··· Information provided
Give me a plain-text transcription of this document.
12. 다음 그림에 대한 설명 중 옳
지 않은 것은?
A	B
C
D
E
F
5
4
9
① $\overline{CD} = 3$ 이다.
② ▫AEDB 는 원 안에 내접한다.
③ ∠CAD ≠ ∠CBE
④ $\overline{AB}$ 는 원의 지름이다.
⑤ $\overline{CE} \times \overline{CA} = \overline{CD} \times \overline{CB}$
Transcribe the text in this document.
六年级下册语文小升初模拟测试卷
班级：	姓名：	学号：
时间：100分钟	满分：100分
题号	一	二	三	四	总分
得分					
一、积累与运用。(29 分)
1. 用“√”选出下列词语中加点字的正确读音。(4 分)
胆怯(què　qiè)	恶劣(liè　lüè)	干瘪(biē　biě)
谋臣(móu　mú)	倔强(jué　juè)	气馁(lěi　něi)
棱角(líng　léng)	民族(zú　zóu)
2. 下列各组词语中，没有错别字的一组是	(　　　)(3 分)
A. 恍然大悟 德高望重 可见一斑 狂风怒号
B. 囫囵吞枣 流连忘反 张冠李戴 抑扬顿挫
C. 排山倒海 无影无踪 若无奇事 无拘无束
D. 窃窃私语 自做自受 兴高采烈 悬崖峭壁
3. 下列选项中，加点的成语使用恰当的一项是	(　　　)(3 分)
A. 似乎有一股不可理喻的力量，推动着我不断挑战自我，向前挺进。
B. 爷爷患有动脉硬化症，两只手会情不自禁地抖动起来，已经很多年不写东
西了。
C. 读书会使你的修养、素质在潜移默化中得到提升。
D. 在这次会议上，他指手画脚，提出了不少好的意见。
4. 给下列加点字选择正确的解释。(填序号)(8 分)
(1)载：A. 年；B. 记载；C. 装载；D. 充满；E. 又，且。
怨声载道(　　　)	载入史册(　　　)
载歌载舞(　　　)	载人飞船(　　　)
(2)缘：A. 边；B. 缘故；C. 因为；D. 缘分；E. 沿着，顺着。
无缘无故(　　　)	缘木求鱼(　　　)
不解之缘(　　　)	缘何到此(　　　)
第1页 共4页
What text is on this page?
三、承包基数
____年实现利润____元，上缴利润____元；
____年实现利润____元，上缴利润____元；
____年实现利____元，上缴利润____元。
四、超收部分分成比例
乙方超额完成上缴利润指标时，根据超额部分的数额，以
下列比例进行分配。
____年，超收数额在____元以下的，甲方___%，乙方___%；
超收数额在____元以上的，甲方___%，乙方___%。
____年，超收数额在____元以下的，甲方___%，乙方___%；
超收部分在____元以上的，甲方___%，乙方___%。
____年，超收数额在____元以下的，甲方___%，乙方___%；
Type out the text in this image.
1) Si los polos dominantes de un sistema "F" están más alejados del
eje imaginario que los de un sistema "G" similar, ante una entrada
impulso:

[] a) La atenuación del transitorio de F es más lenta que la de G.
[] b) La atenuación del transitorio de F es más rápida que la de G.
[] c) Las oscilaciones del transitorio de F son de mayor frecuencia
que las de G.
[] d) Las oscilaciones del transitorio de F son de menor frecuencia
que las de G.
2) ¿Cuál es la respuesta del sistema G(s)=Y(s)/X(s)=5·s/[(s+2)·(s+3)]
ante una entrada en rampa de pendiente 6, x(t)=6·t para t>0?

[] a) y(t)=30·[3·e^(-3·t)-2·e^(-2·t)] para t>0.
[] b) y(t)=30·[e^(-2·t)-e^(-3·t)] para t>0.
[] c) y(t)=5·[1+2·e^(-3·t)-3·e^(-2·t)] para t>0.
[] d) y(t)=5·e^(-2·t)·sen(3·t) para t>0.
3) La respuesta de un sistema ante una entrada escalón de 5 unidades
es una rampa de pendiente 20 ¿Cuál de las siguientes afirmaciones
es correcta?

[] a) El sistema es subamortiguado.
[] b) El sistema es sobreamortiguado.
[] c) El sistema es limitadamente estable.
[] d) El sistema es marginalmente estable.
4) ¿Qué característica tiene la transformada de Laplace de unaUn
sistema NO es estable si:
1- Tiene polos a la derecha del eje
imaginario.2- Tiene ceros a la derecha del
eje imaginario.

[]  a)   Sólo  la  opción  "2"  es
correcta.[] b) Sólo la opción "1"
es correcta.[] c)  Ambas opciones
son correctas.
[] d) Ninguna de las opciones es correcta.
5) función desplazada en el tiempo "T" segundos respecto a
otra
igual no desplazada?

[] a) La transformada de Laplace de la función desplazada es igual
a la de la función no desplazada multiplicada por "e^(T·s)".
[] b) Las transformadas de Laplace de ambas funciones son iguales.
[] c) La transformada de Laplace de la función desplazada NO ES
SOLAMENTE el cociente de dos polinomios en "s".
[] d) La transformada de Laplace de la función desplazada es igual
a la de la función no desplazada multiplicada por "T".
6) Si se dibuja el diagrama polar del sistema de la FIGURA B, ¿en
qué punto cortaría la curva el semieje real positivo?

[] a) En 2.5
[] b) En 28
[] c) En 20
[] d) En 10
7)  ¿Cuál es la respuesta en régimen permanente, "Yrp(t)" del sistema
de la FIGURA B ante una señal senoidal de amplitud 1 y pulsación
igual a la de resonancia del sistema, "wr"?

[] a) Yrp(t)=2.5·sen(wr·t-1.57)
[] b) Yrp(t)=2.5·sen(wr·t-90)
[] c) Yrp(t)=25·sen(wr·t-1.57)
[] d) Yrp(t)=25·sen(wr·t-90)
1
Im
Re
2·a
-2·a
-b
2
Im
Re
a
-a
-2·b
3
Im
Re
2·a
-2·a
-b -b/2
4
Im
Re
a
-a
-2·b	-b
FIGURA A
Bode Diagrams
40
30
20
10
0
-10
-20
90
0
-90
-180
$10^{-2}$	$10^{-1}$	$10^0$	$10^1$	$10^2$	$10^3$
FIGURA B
······
* Brief *
Look through the entries above and list every line containing "transitorio".

* Result below *
[] a) La atenuación del transitorio de F es más lenta que la de G.
[] b) La atenuación del transitorio de F es más rápida que la de G.
[] c) Las oscilaciones del transitorio de F son de mayor frecuencia
[] d) Las oscilaciones del transitorio de F son de menor frecuencia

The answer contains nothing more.